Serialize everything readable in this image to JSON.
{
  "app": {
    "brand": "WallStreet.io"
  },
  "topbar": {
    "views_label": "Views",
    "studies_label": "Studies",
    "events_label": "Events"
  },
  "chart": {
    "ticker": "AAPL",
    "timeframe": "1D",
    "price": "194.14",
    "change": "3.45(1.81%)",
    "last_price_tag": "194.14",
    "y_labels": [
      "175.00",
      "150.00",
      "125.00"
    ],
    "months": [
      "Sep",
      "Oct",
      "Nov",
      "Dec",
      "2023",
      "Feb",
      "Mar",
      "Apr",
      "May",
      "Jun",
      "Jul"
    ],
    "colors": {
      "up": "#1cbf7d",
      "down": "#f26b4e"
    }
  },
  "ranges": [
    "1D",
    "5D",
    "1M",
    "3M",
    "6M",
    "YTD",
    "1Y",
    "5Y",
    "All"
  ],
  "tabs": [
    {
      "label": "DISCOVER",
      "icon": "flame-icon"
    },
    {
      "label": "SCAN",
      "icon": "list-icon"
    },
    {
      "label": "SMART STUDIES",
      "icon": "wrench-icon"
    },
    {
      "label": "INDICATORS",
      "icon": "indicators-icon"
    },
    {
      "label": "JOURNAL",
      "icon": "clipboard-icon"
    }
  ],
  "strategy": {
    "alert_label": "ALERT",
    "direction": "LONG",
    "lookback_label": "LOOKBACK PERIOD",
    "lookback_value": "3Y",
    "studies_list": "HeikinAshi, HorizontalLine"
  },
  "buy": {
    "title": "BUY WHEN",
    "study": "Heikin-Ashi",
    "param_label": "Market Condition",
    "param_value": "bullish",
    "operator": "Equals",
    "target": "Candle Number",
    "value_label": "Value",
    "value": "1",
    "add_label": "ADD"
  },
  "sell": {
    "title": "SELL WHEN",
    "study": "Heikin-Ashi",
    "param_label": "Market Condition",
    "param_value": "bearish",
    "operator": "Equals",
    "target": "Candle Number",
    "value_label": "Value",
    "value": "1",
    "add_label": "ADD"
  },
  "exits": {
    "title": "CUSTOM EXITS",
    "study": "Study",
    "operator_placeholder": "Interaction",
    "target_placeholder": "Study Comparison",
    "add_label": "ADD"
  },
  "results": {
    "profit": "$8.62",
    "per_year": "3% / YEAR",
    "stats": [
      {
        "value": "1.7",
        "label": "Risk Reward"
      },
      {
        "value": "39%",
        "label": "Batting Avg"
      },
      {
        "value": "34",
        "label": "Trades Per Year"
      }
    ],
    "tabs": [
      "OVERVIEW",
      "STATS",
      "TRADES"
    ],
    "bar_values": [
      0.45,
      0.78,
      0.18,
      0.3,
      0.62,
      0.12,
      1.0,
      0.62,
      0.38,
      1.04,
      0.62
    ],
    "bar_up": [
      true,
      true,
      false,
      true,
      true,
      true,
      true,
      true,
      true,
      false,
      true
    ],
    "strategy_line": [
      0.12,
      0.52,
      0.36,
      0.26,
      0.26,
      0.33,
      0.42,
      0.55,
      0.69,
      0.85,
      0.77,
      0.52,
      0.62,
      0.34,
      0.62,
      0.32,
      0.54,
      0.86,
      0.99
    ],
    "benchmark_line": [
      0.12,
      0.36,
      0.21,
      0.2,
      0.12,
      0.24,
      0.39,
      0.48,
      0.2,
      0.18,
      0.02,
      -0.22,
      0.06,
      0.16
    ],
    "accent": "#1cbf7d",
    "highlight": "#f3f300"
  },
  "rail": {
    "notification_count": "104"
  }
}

[Stated problem]
Repeat the listing exactly, from its first line to its last.

[Right answer]
Serialize everything readable in this image to JSON.
{
  "app": {
    "brand": "WallStreet.io"
  },
  "topbar": {
    "views_label": "Views",
    "studies_label": "Studies",
    "events_label": "Events"
  },
  "chart": {
    "ticker": "AAPL",
    "timeframe": "1D",
    "price": "194.14",
    "change": "3.45(1.81%)",
    "last_price_tag": "194.14",
    "y_labels": [
      "175.00",
      "150.00",
      "125.00"
    ],
    "months": [
      "Sep",
      "Oct",
      "Nov",
      "Dec",
      "2023",
      "Feb",
      "Mar",
      "Apr",
      "May",
      "Jun",
      "Jul"
    ],
    "colors": {
      "up": "#1cbf7d",
      "down": "#f26b4e"
    }
  },
  "ranges": [
    "1D",
    "5D",
    "1M",
    "3M",
    "6M",
    "YTD",
    "1Y",
    "5Y",
    "All"
  ],
  "tabs": [
    {
      "label": "DISCOVER",
      "icon": "flame-icon"
    },
    {
      "label": "SCAN",
      "icon": "list-icon"
    },
    {
      "label": "SMART STUDIES",
      "icon": "wrench-icon"
    },
    {
      "label": "INDICATORS",
      "icon": "indicators-icon"
    },
    {
      "label": "JOURNAL",
      "icon": "clipboard-icon"
    }
  ],
  "strategy": {
    "alert_label": "ALERT",
    "direction": "LONG",
    "lookback_label": "LOOKBACK PERIOD",
    "lookback_value": "3Y",
    "studies_list": "HeikinAshi, HorizontalLine"
  },
  "buy": {
    "title": "BUY WHEN",
    "study": "Heikin-Ashi",
    "param_label": "Market Condition",
    "param_value": "bullish",
    "operator": "Equals",
    "target": "Candle Number",
    "value_label": "Value",
    "value": "1",
    "add_label": "ADD"
  },
  "sell": {
    "title": "SELL WHEN",
    "study": "Heikin-Ashi",
    "param_label": "Market Condition",
    "param_value": "bearish",
    "operator": "Equals",
    "target": "Candle Number",
    "value_label": "Value",
    "value": "1",
    "add_label": "ADD"
  },
  "exits": {
    "title": "CUSTOM EXITS",
    "study": "Study",
    "operator_placeholder": "Interaction",
    "target_placeholder": "Study Comparison",
    "add_label": "ADD"
  },
  "results": {
    "profit": "$8.62",
    "per_year": "3% / YEAR",
    "stats": [
      {
        "value": "1.7",
        "label": "Risk Reward"
      },
      {
        "value": "39%",
        "label": "Batting Avg"
      },
      {
        "value": "34",
        "label": "Trades Per Year"
      }
    ],
    "tabs": [
      "OVERVIEW",
      "STATS",
      "TRADES"
    ],
    "bar_values": [
      0.45,
      0.78,
      0.18,
      0.3,
      0.62,
      0.12,
      1.0,
      0.62,
      0.38,
      1.04,
      0.62
    ],
    "bar_up": [
      true,
      true,
      false,
      true,
      true,
      true,
      true,
      true,
      true,
      false,
      true
    ],
    "strategy_line": [
      0.12,
      0.52,
      0.36,
      0.26,
      0.26,
      0.33,
      0.42,
      0.55,
      0.69,
      0.85,
      0.77,
      0.52,
      0.62,
      0.34,
      0.62,
      0.32,
      0.54,
      0.86,
      0.99
    ],
    "benchmark_line": [
      0.12,
      0.36,
      0.21,
      0.2,
      0.12,
      0.24,
      0.39,
      0.48,
      0.2,
      0.18,
      0.02,
      -0.22,
      0.06,
      0.16
    ],
    "accent": "#1cbf7d",
    "highlight": "#f3f300"
  },
  "rail": {
    "notification_count": "104"
  }
}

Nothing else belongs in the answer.